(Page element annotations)
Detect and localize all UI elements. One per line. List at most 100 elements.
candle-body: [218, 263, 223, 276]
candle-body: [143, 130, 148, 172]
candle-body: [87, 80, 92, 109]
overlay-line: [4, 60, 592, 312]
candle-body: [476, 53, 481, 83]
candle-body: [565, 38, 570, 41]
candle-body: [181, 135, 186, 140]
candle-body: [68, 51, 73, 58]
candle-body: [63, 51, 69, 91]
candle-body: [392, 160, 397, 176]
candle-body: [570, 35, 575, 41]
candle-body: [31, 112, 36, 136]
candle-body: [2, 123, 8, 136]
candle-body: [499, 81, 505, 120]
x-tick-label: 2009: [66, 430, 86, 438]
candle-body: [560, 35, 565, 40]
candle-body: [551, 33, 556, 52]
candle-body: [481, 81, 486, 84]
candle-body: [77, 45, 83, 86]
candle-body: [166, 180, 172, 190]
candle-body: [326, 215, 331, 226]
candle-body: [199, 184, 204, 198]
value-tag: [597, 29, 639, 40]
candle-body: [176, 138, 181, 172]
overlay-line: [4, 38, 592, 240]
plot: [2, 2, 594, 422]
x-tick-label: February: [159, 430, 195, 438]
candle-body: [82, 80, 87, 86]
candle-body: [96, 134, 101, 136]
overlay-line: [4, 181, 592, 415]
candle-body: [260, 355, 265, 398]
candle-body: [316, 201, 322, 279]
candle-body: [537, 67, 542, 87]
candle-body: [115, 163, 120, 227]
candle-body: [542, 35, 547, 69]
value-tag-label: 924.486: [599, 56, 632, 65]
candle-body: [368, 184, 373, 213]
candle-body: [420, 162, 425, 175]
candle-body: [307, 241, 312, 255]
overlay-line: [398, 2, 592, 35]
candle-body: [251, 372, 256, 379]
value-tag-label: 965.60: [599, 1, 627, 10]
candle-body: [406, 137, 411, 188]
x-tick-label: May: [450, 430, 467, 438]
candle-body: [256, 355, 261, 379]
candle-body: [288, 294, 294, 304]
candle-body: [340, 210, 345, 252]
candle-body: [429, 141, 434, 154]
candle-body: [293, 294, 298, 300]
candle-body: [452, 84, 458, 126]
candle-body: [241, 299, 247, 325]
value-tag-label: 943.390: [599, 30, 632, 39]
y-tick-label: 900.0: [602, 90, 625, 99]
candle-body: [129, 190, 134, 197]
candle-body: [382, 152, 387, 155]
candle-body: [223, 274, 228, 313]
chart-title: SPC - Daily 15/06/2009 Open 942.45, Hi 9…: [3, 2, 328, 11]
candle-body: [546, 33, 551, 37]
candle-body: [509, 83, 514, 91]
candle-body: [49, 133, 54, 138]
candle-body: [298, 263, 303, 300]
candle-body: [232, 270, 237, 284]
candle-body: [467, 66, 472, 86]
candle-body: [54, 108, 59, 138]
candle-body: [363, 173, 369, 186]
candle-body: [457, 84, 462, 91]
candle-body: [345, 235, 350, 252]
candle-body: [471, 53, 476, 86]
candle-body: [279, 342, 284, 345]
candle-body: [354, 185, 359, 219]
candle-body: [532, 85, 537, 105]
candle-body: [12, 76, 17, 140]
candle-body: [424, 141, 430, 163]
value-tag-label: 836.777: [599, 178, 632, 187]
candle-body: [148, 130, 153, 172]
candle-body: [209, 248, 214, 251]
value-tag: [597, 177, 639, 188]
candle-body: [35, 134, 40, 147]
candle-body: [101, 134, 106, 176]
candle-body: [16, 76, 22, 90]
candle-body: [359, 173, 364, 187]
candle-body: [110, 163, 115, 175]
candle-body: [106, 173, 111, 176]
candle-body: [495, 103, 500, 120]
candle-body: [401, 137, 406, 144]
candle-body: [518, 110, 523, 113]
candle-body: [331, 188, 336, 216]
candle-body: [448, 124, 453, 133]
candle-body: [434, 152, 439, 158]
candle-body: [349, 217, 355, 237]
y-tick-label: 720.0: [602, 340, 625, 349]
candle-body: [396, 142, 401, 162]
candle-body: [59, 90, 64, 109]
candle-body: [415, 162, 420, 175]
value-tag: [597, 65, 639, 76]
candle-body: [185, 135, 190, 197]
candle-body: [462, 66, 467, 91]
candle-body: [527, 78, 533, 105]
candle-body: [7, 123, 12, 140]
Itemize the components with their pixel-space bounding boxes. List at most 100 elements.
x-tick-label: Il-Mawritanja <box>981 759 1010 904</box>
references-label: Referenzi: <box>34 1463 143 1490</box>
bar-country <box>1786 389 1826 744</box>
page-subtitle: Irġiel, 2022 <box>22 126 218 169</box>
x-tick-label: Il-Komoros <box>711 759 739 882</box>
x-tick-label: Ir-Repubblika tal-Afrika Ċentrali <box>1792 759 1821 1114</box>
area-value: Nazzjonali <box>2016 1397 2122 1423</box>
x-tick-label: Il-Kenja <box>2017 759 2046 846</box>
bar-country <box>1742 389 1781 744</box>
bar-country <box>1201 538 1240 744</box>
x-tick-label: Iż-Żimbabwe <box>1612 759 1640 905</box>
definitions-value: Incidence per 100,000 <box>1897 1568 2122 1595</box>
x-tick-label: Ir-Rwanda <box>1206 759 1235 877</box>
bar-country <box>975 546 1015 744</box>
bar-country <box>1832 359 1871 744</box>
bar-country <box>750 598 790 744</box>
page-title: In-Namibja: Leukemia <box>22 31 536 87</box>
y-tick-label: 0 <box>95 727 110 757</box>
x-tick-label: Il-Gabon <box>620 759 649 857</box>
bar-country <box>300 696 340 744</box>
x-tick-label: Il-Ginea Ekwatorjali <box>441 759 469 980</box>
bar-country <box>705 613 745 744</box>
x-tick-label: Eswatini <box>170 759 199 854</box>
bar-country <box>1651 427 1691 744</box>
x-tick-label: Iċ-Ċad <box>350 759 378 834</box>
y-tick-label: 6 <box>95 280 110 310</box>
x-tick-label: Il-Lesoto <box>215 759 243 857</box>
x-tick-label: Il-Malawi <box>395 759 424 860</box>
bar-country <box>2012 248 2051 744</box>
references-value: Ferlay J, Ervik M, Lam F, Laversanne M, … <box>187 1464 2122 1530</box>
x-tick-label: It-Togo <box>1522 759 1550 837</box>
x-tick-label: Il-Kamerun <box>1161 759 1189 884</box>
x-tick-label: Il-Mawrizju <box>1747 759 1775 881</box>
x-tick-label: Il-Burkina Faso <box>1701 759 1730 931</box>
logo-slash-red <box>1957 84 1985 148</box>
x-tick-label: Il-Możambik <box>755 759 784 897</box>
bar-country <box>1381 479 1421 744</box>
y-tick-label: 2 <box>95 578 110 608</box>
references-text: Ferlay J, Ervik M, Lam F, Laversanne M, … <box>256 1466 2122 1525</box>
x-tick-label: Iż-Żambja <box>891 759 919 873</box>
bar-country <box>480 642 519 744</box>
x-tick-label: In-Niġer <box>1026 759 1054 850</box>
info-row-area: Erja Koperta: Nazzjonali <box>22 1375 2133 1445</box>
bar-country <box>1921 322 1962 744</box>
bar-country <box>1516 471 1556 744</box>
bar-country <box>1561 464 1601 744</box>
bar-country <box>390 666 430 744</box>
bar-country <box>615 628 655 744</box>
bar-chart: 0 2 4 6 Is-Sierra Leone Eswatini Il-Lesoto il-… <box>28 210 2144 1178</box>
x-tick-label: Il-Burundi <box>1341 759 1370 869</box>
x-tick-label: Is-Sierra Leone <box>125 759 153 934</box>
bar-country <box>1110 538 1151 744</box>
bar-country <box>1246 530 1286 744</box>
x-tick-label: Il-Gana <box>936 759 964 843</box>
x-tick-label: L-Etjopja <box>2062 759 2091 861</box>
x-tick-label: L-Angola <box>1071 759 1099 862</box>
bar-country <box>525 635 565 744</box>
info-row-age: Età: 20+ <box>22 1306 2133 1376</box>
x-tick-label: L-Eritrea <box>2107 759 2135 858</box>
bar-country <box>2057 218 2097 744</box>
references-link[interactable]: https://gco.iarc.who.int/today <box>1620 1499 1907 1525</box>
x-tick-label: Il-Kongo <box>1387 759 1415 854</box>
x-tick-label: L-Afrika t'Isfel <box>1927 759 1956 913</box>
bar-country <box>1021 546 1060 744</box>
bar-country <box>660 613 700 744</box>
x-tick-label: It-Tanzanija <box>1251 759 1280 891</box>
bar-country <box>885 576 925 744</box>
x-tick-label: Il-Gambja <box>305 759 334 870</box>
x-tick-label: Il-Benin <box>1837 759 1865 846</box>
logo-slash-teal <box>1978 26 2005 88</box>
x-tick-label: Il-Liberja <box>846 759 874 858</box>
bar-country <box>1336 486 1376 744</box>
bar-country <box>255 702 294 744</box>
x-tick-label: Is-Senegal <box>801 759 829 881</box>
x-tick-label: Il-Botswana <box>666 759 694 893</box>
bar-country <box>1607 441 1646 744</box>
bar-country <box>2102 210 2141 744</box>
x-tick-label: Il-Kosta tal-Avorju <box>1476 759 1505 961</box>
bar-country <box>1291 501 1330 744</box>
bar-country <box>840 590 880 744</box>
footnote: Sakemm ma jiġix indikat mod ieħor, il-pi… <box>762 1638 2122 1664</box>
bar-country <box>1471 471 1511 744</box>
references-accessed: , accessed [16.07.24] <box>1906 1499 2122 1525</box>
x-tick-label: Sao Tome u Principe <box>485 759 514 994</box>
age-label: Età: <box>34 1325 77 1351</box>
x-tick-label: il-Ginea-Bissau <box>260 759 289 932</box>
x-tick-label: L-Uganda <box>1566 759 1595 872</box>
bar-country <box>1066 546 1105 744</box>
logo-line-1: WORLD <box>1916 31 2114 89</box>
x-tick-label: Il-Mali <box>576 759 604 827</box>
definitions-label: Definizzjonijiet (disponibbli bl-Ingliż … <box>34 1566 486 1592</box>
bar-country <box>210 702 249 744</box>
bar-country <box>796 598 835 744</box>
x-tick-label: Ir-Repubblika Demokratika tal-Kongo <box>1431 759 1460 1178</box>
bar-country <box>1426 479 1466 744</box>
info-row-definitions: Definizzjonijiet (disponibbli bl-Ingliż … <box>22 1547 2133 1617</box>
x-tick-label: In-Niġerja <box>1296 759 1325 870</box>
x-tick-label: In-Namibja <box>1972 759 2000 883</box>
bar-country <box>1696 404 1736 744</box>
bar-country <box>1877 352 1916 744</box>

**What you need to do:** Repeat the rows starting at the first row and ending at the row containing "overlay-line: [4, 181, 592, 415]", inclusive, exactly as they appear.

**Exercise solution:**
Detect and localize all UI elements. One per line. List at most 100 elements.
candle-body: [218, 263, 223, 276]
candle-body: [143, 130, 148, 172]
candle-body: [87, 80, 92, 109]
overlay-line: [4, 60, 592, 312]
candle-body: [476, 53, 481, 83]
candle-body: [565, 38, 570, 41]
candle-body: [181, 135, 186, 140]
candle-body: [68, 51, 73, 58]
candle-body: [63, 51, 69, 91]
candle-body: [392, 160, 397, 176]
candle-body: [570, 35, 575, 41]
candle-body: [31, 112, 36, 136]
candle-body: [2, 123, 8, 136]
candle-body: [499, 81, 505, 120]
x-tick-label: 2009: [66, 430, 86, 438]
candle-body: [560, 35, 565, 40]
candle-body: [551, 33, 556, 52]
candle-body: [481, 81, 486, 84]
candle-body: [77, 45, 83, 86]
candle-body: [166, 180, 172, 190]
candle-body: [326, 215, 331, 226]
candle-body: [199, 184, 204, 198]
value-tag: [597, 29, 639, 40]
candle-body: [176, 138, 181, 172]
overlay-line: [4, 38, 592, 240]
plot: [2, 2, 594, 422]
x-tick-label: February: [159, 430, 195, 438]
candle-body: [82, 80, 87, 86]
candle-body: [96, 134, 101, 136]
overlay-line: [4, 181, 592, 415]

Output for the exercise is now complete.